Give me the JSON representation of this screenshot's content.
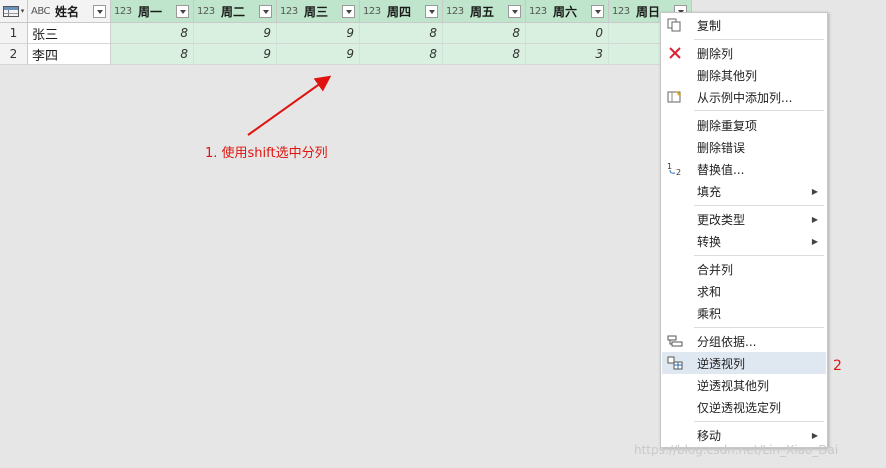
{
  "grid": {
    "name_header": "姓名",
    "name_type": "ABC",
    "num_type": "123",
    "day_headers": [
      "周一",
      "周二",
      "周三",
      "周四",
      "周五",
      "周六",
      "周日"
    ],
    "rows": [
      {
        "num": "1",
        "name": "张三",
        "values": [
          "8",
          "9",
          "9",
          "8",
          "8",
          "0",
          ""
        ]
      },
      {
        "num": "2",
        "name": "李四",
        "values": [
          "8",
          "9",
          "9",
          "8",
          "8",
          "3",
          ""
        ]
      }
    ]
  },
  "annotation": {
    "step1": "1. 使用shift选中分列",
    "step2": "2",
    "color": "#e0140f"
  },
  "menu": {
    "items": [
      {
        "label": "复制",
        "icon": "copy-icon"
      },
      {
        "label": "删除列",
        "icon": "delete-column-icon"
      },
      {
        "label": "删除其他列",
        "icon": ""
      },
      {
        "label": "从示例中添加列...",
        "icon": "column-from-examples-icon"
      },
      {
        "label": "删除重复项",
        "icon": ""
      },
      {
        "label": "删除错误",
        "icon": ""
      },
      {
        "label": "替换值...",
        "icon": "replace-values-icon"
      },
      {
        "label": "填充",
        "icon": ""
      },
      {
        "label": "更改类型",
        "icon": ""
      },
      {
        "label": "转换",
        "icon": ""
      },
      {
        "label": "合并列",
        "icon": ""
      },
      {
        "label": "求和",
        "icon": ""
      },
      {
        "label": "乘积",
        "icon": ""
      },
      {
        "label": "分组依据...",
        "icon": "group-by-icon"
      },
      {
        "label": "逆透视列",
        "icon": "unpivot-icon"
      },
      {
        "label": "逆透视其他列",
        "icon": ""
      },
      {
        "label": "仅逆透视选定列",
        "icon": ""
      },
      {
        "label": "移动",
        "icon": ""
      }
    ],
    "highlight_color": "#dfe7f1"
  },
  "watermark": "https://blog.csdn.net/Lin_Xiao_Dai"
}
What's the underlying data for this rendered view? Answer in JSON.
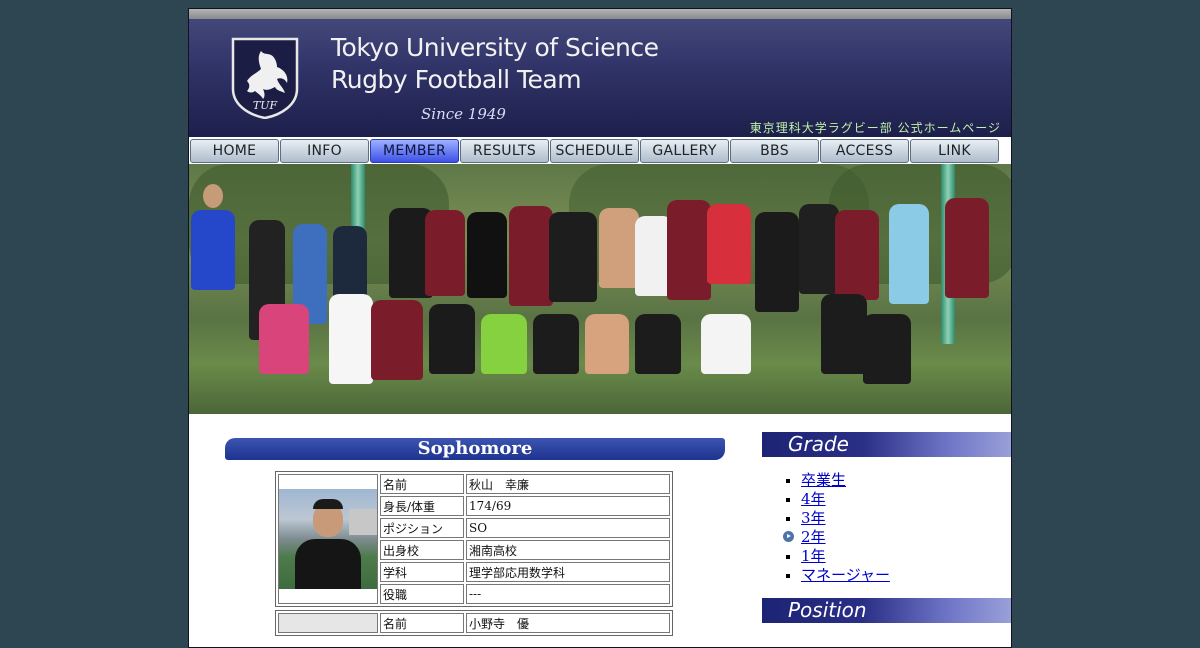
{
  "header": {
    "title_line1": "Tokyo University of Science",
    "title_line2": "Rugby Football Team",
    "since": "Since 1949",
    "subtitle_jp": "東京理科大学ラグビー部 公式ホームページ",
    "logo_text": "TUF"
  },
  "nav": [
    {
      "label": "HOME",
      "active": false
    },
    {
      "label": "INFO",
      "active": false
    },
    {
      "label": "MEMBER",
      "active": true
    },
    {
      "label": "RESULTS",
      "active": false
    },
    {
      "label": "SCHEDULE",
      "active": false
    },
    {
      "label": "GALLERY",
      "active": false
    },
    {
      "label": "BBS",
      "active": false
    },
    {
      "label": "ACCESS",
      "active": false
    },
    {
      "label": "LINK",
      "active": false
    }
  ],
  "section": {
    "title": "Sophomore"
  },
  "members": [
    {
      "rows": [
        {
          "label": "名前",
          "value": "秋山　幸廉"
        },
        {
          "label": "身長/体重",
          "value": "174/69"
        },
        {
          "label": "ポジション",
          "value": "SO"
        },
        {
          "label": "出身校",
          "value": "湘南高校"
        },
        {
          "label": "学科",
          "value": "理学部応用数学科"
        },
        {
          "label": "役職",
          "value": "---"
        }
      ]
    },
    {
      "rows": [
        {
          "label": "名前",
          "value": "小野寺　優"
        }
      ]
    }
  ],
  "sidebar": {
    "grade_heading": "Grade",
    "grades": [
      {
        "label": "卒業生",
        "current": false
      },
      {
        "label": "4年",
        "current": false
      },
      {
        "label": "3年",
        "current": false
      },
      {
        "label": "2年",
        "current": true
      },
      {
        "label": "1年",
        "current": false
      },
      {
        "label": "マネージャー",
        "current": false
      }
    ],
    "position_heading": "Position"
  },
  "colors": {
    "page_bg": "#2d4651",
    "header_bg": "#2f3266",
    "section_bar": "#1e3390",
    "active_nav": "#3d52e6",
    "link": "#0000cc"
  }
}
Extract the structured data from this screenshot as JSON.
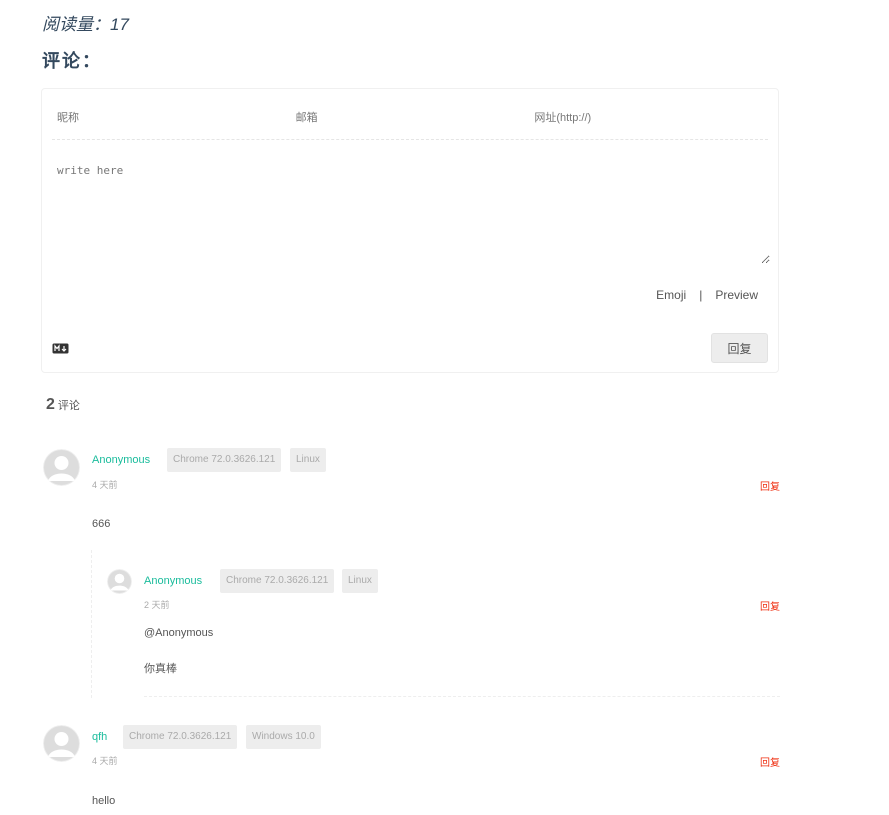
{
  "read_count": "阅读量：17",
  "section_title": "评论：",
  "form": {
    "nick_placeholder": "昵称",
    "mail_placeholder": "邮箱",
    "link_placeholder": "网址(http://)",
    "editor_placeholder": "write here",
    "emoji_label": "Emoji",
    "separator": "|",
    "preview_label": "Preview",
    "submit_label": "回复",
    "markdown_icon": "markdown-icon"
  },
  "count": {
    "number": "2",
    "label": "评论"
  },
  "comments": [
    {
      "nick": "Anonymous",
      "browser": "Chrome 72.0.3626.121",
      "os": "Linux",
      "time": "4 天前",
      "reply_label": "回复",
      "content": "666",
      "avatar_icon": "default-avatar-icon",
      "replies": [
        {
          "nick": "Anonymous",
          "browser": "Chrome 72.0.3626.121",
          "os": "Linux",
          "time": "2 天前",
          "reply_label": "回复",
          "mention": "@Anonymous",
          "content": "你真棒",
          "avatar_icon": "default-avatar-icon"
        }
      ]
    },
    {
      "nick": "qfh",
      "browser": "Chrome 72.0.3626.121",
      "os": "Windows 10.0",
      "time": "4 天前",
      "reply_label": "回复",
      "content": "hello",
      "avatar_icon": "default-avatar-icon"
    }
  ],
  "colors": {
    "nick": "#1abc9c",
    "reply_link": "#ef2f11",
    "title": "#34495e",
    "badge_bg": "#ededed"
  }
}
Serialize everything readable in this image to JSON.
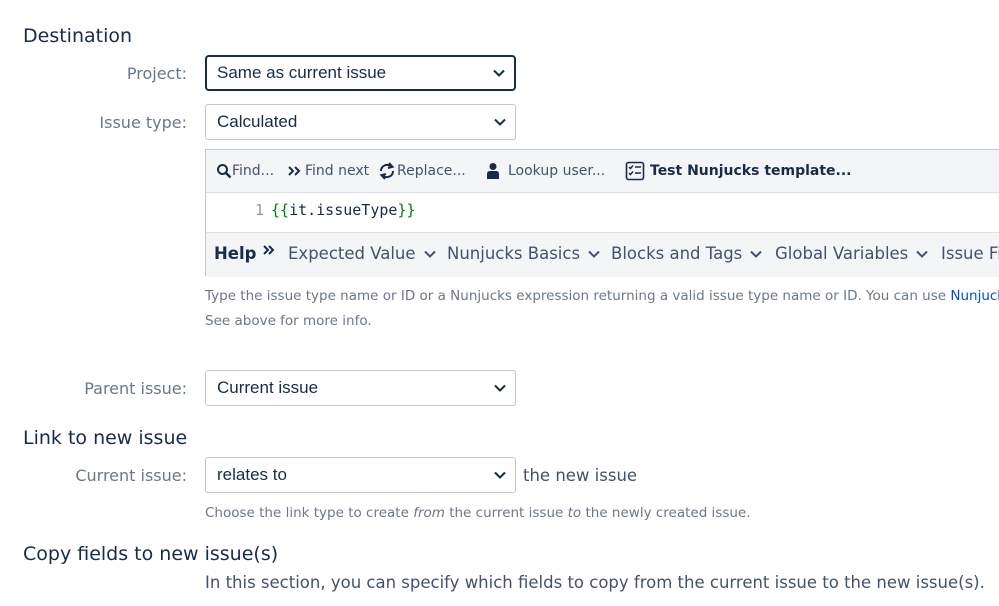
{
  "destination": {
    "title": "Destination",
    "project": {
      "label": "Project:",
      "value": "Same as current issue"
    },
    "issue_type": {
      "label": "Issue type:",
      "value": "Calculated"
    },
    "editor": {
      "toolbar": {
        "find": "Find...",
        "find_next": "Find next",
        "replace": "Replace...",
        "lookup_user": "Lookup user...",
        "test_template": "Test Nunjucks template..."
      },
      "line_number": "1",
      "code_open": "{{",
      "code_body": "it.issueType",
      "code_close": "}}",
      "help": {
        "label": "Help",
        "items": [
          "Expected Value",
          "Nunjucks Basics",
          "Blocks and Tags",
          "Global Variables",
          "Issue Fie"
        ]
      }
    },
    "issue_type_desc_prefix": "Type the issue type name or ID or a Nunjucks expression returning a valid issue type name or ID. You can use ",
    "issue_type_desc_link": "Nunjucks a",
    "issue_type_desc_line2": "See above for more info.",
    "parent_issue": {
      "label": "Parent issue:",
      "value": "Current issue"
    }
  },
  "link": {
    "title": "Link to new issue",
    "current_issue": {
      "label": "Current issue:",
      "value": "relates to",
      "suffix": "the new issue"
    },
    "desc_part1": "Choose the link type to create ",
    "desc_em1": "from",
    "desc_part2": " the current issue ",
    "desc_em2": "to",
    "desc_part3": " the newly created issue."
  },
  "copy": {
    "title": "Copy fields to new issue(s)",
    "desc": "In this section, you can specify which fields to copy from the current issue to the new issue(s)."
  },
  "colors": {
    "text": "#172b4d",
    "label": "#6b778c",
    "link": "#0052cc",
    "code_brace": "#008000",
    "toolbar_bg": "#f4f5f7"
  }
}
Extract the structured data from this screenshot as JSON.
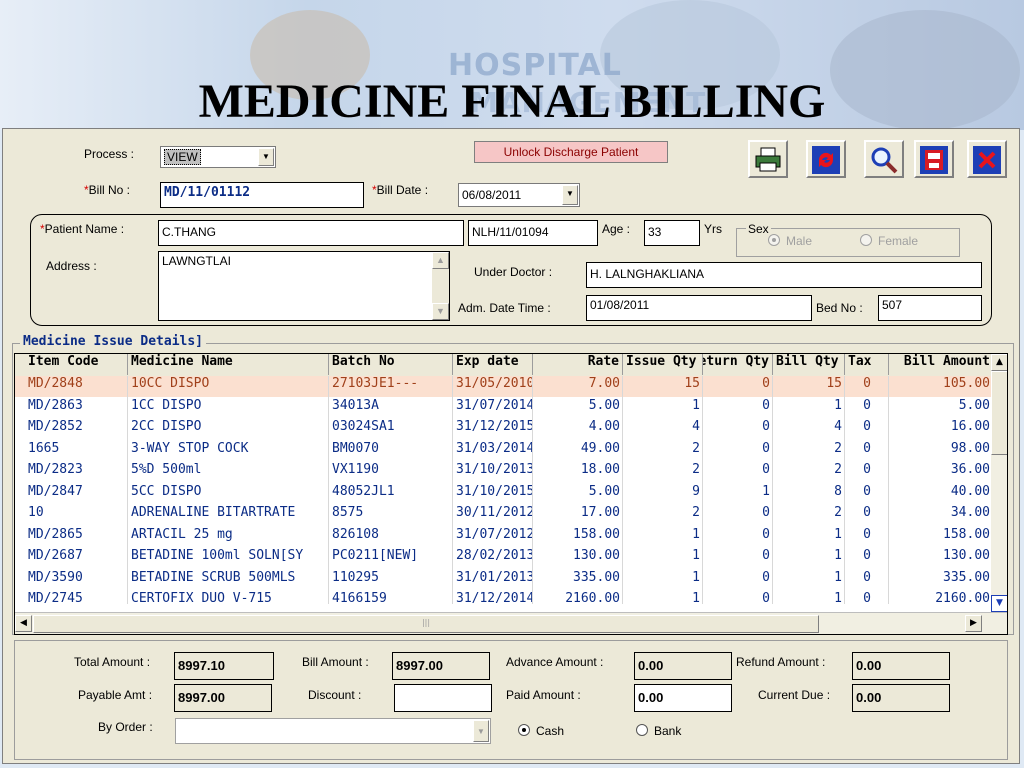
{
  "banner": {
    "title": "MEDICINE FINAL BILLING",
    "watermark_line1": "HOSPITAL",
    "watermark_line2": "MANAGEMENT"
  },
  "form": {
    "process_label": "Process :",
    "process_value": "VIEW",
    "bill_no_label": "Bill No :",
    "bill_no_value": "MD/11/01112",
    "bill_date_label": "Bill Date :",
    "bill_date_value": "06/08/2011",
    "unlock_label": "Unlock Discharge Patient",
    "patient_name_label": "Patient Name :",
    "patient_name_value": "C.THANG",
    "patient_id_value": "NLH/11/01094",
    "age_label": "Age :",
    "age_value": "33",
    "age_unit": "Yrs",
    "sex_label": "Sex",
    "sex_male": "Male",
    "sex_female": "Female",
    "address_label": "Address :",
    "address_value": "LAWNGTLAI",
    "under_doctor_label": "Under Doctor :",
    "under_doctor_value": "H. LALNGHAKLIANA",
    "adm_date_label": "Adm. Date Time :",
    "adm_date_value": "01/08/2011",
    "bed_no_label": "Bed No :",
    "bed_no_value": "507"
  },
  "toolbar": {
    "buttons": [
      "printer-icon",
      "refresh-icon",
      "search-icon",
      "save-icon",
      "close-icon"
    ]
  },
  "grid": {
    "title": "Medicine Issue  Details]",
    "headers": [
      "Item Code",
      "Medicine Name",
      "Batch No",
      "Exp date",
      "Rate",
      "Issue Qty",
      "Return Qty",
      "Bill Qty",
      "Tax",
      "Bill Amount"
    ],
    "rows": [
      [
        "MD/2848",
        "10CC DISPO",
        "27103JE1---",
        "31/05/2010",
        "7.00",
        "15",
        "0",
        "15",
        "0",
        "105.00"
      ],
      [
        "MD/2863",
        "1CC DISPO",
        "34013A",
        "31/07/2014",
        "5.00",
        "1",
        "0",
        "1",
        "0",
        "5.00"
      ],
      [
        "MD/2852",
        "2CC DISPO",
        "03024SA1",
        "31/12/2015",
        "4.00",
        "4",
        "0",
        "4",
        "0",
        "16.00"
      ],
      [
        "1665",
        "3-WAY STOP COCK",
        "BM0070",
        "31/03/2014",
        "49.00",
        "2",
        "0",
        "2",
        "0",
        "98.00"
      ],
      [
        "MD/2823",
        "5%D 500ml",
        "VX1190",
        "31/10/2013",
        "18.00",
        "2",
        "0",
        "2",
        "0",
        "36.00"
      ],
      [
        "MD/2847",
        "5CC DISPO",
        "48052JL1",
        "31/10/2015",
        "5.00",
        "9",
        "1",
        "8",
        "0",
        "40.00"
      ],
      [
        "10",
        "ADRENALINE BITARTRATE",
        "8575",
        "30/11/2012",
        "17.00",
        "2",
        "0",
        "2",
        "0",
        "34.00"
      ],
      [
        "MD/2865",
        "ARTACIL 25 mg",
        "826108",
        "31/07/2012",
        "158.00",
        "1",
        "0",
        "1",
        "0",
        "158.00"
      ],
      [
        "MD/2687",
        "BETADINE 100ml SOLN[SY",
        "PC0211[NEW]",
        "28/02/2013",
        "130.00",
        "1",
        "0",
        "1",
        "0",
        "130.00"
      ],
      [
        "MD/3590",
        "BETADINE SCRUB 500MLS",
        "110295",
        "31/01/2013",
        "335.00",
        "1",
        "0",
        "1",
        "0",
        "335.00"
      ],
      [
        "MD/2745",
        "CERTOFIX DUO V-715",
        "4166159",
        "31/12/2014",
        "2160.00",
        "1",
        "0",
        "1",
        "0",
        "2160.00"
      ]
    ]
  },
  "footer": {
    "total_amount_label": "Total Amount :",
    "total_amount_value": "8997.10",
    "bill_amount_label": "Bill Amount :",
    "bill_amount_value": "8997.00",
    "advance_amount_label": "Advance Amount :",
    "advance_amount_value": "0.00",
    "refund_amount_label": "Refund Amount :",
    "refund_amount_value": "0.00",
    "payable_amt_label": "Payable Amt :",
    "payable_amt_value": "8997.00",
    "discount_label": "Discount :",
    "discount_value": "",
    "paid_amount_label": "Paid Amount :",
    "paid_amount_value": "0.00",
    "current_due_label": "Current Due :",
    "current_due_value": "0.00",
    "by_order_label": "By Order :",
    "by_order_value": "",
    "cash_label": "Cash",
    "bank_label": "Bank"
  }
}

▸ **THE EXERCISE**:
Copy every line of the data that holds the string "JSON".

▸ **RESULT BELOW**:
Give me the JSON representation of this screenshot's content.
What's the underlying data for this rendered view? Answer in JSON.
Extract the structured data from this screenshot as JSON.
Serialize everything readable in this image to JSON.
Extract the structured data from this screenshot as JSON.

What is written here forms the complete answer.